**Tarea requerida A:** Di si cada afirmación coincide con el texto sobre Moratalaz. Responde sí o no y cita literalmente las palabras del texto que lo deciden: (i) La paella más grande la organizaron vecinos valencianos emigrados al distrito. (ii) El concierto de jazz se celebró en un bar del barrio. (iii) El antiguo novio dejó pronto los estudios.
**Tarea requerida B:** Retoma el texto sobre Moratalaz y continúalo a partir de su última frase.

De Moratalaz conocía a un antiguo novio, que salió del barrio en la adolescencia tras una trayectoria de fracaso escolar que le llevó a abandonar pronto la vida académica y a salir, también muy pronto, en una foto de portada en El País, con el desalojo de La Guindalera, allá por el año 97, con el disgusto consiguiente de la familia y la gloria heroica otorgada por el movimiento de okupación madrileño. Se fue a surcar los mares y de cuando en cuando vuelve al barrio a visitar a a su madre, ahora ya mayor y planteándose volver al pueblo, al verse sola y sin muchas oportunidades de vida social en el lugar donde vinieron a vivir en los 60.
También conocía las fiestas que hace unos años se hacían en La Salamandra, un colegio abandonado, actualmente cedido por la Junta de Distrito, donde viví un concierto de jazz espectacular que recuerdo como una sorpresa inesperada dentro de aquél urbanismo donde todas las calles se llaman igual y era imposible no perderse, y que no parecía tener ni un mal bar en el que parar a tomarse un café.
Ahora, googleando, descubrí anécdotas como que en Moratalaz se había ganado el record Guinnes por haberse hecho la paella más grande de la historia, esa que salía en el anuncio de fairy, pero que organizaron unos vecinos valencianos emigrados en el distrito. Hubo paella para todo el vecindario. También descubrí un poco de la historia, de la que no tenía ni idea, y de los pocos años de vida que Moratalaz tenía en comparación con la ciudad de Madrid.
Según datos estadísticos del padrón municipal, Moratalaz hoy cuenta con 37.229 hogares, de los cuales 6824 son habitados por dos personas, al menos una de ellas mayor de 65 años, y 4491 por mujeres, también mayores de 65 años, que viven solas.
Desde estas primeras impresiones, hemos ido conociendo a la gente que se cuenta en estas estadísticas. Hemos ido conociendo qué significa ser una mujer jubilada, o casi, viviendo sola en Moratalaz o teniendo a su cargo a sus madres o nietos.
Una de ellas nos contaba cómo años atrás había convertido su casa en un piso de acogida para migrantes, pese al refunfuño y la crítica del vecindario, y cómo ahora, con su madre enferma y en cama a su cuidado 24h, el terreno bajo su bloque se había convertido en un jardín que le reconfortaba de los sinsabores de la vida y le llenaba de vitalidad, pese a que la contrata municipal le segaba una y otra vez cada nuevo brote que agarraba y florecía en esa tierra yerma llena de cascotes.

**Entradas registradas:**
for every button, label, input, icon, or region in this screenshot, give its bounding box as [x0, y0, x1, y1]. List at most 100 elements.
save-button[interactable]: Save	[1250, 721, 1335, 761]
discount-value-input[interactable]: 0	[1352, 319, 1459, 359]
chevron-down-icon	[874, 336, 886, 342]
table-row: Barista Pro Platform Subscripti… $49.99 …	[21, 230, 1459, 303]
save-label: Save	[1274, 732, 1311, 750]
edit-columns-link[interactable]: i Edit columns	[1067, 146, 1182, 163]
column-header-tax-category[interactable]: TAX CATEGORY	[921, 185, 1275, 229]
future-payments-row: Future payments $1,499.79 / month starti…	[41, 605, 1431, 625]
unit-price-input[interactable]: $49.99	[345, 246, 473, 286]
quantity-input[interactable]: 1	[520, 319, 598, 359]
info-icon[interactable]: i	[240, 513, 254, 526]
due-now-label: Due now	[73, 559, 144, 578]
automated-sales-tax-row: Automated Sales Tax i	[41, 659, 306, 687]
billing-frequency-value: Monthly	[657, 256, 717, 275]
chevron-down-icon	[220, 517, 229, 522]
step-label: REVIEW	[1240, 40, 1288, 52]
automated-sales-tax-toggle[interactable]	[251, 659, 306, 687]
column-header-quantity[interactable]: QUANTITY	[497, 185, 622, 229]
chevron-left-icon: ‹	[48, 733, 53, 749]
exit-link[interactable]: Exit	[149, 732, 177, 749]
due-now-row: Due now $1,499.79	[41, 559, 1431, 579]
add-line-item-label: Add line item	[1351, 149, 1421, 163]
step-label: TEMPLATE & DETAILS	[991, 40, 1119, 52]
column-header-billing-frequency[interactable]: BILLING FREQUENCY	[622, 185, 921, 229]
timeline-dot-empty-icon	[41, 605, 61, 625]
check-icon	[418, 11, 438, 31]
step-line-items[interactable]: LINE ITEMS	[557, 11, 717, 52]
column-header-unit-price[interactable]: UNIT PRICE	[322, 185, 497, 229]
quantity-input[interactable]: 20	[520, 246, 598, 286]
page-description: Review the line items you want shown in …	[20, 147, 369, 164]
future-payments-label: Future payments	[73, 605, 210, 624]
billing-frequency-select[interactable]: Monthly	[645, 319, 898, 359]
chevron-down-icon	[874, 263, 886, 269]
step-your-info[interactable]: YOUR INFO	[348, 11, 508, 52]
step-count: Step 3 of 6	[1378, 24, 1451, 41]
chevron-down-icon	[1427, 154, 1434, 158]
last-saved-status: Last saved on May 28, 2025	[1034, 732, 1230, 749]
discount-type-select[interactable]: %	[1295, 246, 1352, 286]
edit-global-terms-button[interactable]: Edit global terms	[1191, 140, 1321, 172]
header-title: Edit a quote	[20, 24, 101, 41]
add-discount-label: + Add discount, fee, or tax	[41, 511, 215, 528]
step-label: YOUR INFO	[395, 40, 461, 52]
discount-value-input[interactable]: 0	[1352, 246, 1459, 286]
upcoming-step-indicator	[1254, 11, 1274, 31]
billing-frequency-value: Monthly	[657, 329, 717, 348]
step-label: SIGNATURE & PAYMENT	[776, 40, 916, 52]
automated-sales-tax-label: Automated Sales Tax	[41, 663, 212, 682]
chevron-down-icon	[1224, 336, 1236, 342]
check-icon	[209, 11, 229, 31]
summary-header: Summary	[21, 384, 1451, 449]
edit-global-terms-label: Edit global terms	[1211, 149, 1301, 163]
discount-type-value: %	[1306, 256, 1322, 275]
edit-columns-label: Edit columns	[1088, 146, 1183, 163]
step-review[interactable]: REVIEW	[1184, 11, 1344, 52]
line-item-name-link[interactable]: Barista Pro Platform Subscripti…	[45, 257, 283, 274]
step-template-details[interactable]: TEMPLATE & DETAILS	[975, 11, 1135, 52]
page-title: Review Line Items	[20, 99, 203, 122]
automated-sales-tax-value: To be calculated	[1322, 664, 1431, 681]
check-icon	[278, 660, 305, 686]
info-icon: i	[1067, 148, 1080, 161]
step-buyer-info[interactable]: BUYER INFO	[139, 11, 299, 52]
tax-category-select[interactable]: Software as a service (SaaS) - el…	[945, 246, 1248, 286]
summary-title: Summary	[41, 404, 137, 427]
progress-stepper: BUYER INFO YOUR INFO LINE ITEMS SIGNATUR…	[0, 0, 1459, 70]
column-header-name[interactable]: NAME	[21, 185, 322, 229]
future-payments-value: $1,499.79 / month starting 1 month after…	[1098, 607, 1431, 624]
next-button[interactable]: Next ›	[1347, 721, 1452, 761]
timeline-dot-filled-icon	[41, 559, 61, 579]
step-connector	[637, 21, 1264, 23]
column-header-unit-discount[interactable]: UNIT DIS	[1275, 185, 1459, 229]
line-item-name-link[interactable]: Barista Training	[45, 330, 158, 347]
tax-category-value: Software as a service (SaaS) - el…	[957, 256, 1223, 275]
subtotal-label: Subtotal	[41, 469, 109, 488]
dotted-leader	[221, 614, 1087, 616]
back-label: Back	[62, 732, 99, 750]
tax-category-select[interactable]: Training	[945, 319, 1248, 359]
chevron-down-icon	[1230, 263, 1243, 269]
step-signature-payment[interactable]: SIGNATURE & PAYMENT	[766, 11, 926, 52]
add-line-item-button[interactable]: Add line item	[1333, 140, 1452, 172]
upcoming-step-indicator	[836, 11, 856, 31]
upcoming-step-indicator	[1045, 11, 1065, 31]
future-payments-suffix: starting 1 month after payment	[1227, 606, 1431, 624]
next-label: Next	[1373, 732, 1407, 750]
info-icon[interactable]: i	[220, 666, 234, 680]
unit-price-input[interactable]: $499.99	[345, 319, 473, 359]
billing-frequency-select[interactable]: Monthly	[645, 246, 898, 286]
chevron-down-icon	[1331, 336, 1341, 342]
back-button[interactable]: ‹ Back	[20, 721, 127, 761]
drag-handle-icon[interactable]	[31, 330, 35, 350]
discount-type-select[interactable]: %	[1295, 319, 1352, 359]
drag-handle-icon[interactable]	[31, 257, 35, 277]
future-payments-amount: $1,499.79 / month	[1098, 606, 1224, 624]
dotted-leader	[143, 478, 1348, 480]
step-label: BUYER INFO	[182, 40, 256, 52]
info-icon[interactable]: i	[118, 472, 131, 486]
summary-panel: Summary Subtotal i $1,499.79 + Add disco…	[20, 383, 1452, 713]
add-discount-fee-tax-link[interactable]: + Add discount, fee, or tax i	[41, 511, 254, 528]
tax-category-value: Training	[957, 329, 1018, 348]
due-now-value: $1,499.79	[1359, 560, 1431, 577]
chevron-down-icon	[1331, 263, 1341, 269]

**Respuesta esperada A:**
(i) Sí: «pero que organizaron unos vecinos valencianos emigrados en el distrito».
(ii) No: «en La Salamandra, un colegio abandonado».
(iii) Sí: «le llevó a abandonar pronto la vida académica».

**Respuesta esperada B:**
Otra nos contaba que en su infancia como hija de inmigrantes en Suiza, vivió una cultura muy diferente a las de las mujeres de la España de los 60 que le hizo sentirse poco integrada al regresar al país ya en la adolescencia, y ver la sumisión de sus compatriotas. Ahora, a pesar de su cualificación por la experiencia acumulada en un montón de empresas y labores: empresas familiares, multinacionales,…etc, había recibido un despido unos años antes de la jubilación que le había dejado a las puertas de conseguir una buena pensión, mientras, sin ingresos, se hacia cargo de su nieta, y lidiaba con la miopía (figurada) con la que se sentía percibida por su descendencia familiar, sin motivación por haber aprendido nunca un idioma, y a cuyo yerno dejó con la boca abierta cuando la abuela se pasó un fin de semana haciéndoles de traductora al perfecto alemán de unos invitados que acogieron en casa.
Hemos ido conociendo qué significan las estadísticas del paro, qué significa la historia y el urbanismo del distrito y cómo se imprime en la vida de la gente el diseño de viviendas de reabsorción y edificios de realojo, en los que la crisis ha hecho que ahora haya hasta cuatro generaciones conviviendo en muchas de las viviendas familiares de El Ruedo, o donde la mayoría de los niños y niñas de La Herradura han terminado yendo a vivir a la Cañada Real. Mientras, las oportunidades laborales pasan por dominar el paquete Office de la multimillonaria Microsoft, para competir con unos cientos, cuando no miles de otras personas, infinitamente más disciplinadas en los dominios que invitan a listarse en las plataformas del Infojobs. La mayoría de conciudadanos del vecindario siguen sin haber pasado nunca por allí y, fácilmente, escuchamos como están marcados los estereotipos con comentarios del tipo: «El Ruedo ya no es un sitio tan peligroso porque allí ya no quedan casi gitanos».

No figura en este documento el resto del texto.